-- YOUR OBJECTIVE --
Look through the records that follow. Copy every line containing the word "content".

Extracted data entries:

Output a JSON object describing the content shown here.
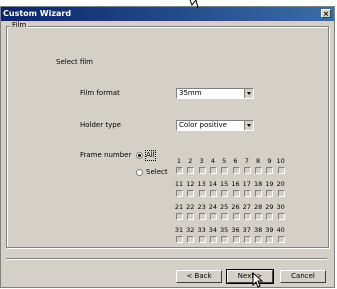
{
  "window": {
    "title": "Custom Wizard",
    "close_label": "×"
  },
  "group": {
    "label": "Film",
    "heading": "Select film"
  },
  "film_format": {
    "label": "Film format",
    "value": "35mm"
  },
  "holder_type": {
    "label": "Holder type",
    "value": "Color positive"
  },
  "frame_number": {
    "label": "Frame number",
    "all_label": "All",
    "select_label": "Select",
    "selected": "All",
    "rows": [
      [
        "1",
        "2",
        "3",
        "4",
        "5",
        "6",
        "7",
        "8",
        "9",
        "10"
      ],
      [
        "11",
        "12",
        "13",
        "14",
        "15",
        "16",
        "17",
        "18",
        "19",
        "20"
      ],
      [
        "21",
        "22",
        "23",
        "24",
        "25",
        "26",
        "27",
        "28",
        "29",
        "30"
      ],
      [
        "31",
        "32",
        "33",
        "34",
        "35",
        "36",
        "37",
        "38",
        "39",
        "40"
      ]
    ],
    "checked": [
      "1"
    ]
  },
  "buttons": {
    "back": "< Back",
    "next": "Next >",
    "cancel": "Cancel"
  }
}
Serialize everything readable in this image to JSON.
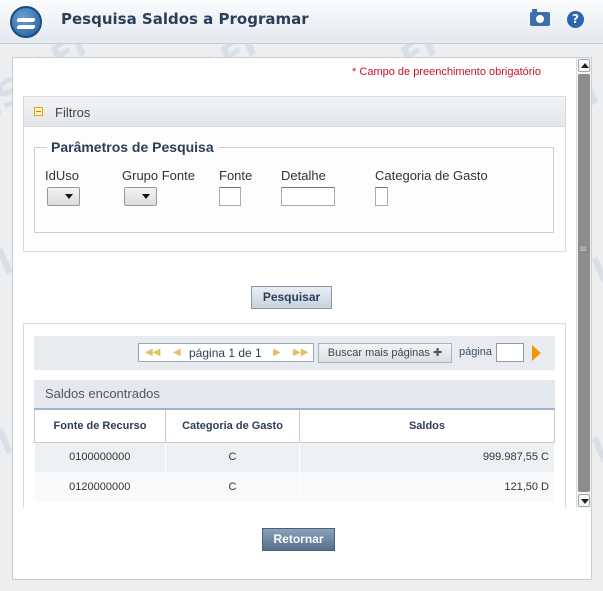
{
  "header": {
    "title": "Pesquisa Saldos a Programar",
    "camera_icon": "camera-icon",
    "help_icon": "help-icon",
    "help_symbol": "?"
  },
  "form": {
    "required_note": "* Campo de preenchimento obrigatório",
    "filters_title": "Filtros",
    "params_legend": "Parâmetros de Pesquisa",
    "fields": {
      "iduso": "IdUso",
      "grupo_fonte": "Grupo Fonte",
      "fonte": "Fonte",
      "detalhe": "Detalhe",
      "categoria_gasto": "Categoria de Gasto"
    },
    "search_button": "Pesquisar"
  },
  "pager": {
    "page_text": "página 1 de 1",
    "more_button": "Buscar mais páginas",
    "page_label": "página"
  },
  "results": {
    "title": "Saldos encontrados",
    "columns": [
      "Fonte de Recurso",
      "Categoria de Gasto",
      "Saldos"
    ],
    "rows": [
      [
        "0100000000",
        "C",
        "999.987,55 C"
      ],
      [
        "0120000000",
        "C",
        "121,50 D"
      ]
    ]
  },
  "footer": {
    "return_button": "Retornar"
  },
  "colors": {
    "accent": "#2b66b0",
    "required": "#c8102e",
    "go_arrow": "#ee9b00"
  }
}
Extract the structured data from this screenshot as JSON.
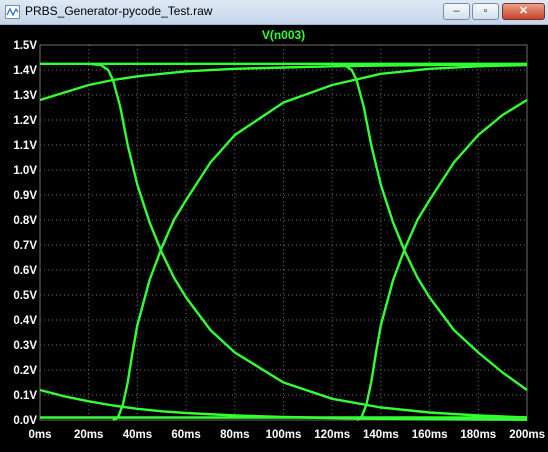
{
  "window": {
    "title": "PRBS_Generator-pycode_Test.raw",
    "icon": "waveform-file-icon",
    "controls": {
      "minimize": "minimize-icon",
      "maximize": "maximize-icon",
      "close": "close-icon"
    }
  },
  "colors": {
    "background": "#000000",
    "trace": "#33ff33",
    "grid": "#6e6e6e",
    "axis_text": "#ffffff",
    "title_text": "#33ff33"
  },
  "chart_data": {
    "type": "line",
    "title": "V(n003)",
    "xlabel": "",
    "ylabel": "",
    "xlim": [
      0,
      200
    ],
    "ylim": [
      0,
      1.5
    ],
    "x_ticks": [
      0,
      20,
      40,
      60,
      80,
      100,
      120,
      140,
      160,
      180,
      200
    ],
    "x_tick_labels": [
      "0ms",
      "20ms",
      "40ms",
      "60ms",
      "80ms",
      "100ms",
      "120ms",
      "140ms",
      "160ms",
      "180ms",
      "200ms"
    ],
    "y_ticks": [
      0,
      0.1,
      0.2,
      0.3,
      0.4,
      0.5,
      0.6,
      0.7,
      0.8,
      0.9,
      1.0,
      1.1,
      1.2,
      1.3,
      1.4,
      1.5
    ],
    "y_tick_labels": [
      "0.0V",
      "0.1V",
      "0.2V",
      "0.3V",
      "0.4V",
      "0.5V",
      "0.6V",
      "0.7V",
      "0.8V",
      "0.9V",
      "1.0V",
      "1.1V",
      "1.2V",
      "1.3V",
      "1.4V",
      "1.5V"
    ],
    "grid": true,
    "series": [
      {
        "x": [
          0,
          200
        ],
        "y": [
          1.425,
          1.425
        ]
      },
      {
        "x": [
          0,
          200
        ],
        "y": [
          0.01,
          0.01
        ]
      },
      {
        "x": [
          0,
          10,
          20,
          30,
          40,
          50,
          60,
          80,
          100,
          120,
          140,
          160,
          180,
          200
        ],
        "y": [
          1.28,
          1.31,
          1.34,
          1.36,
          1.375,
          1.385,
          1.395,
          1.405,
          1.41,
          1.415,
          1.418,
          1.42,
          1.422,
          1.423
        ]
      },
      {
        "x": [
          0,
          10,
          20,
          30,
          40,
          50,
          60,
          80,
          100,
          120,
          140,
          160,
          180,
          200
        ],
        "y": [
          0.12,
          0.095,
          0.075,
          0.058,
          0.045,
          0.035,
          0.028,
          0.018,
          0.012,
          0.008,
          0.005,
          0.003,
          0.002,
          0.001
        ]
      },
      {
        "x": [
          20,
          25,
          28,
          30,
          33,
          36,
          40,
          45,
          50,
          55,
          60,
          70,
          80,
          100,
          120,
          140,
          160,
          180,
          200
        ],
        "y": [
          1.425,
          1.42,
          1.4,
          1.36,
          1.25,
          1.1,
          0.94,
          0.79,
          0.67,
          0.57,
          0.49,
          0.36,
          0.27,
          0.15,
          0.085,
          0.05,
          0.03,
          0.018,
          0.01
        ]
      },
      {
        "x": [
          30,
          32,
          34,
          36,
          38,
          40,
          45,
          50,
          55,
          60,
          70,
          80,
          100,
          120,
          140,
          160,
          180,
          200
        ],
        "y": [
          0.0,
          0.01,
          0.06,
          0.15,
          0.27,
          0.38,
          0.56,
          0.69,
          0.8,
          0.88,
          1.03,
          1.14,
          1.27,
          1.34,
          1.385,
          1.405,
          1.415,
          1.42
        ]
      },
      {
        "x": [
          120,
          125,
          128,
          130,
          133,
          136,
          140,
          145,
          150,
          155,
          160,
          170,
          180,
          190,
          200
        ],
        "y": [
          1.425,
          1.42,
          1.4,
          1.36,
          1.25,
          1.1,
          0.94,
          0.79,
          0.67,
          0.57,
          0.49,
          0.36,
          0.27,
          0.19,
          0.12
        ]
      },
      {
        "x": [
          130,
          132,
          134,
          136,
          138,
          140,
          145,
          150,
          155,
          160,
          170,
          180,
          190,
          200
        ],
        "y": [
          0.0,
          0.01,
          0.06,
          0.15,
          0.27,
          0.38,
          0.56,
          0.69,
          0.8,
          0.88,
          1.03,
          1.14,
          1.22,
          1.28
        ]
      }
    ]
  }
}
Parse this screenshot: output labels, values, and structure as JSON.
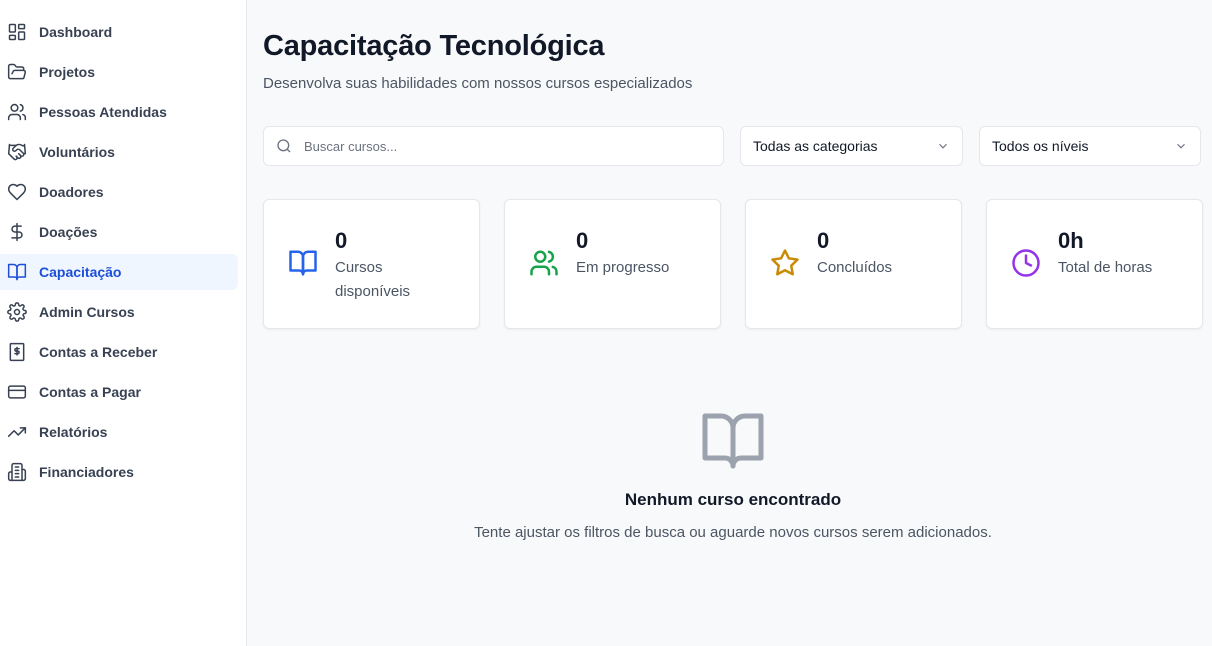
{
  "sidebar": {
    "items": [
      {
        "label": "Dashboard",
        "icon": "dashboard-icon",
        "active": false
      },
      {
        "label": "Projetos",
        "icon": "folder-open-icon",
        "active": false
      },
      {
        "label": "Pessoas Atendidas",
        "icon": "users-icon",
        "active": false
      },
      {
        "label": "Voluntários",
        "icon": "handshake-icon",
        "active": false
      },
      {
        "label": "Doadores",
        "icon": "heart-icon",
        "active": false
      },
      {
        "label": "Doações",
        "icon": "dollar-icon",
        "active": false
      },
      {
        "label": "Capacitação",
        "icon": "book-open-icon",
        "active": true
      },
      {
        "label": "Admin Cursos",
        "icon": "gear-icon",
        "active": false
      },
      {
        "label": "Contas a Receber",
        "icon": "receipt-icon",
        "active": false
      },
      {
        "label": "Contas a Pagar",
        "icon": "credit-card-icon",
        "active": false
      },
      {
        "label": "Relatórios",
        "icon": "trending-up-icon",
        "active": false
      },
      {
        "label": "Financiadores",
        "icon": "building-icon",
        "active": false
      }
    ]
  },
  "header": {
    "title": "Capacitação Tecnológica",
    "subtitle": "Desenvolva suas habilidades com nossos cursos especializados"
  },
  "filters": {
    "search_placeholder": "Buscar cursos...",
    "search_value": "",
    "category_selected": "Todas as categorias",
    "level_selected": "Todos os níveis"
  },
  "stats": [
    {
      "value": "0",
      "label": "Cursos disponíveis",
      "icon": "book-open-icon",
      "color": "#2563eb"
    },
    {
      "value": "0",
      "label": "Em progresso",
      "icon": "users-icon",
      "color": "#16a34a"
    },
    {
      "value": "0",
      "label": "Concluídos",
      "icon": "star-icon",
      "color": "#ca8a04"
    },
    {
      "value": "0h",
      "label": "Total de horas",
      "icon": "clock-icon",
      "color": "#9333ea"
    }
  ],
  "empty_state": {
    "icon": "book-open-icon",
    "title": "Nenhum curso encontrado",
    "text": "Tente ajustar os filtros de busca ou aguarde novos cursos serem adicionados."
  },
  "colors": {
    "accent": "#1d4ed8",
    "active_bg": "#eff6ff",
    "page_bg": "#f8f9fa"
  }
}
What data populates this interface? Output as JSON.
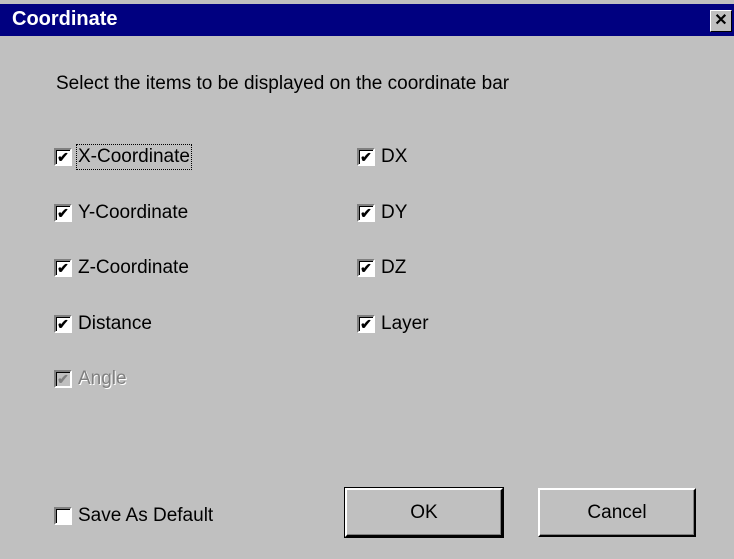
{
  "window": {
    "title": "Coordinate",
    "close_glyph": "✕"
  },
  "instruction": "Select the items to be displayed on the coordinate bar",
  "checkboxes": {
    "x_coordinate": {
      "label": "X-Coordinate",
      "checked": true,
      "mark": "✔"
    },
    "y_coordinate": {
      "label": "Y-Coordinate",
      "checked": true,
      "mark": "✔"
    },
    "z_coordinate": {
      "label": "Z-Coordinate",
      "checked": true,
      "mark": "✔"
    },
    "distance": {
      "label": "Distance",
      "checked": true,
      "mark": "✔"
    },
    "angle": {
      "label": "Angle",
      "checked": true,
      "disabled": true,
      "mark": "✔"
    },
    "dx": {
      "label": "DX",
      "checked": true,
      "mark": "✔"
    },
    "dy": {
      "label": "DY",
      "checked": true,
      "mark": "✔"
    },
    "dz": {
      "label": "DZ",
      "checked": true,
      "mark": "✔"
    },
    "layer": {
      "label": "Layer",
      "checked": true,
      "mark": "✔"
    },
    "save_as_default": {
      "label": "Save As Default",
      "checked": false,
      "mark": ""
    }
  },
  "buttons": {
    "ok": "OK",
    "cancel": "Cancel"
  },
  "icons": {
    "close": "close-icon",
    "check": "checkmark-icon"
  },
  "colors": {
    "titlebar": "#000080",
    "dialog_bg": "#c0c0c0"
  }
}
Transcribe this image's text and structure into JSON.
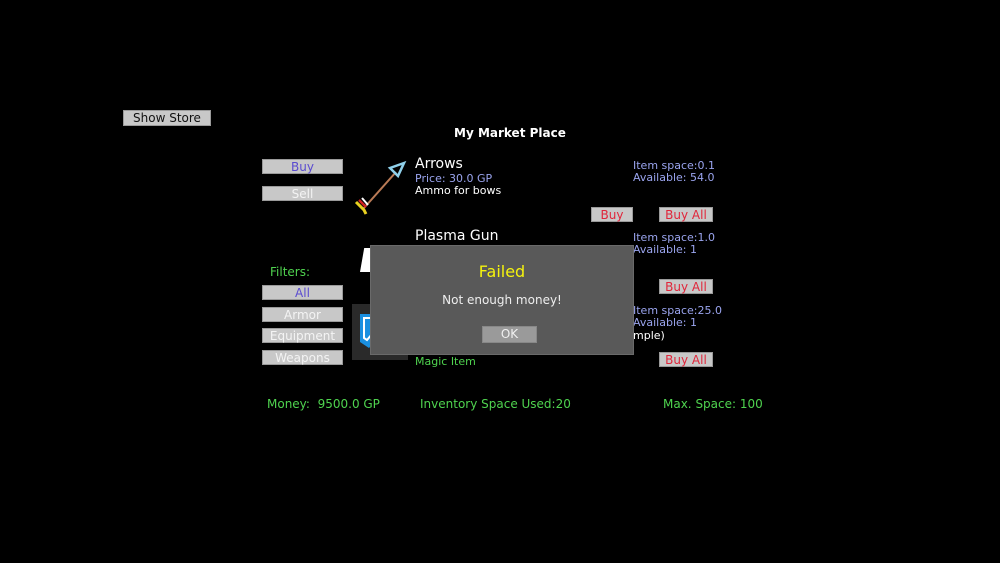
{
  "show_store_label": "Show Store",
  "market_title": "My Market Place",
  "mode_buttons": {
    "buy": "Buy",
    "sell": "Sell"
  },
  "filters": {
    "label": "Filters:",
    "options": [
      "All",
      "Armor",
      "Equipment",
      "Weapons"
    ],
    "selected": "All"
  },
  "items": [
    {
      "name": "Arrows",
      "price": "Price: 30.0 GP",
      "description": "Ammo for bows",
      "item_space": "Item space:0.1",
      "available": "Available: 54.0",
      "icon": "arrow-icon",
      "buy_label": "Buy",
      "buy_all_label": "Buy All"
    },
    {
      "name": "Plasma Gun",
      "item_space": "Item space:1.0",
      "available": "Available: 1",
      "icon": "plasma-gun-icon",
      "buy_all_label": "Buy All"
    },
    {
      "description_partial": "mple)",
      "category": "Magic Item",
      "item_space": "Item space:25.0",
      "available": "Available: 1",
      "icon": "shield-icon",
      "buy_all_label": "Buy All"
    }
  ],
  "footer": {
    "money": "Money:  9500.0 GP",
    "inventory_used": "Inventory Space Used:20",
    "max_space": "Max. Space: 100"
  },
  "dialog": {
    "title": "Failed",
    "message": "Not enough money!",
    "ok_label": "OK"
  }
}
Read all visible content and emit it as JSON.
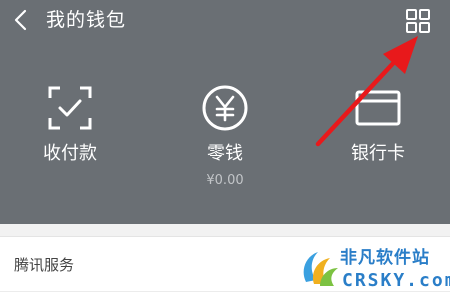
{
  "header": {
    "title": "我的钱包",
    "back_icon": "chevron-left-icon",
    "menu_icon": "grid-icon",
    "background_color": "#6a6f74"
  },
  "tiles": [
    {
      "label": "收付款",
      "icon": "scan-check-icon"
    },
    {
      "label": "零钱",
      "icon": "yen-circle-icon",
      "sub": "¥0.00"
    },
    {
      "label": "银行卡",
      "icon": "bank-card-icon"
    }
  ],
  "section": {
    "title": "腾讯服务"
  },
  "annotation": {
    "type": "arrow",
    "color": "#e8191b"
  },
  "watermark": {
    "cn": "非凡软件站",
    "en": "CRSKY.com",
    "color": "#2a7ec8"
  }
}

-- SOLUTION BELOW --
Output a JSON object describing the content shown here.
Read all visible content and emit it as JSON.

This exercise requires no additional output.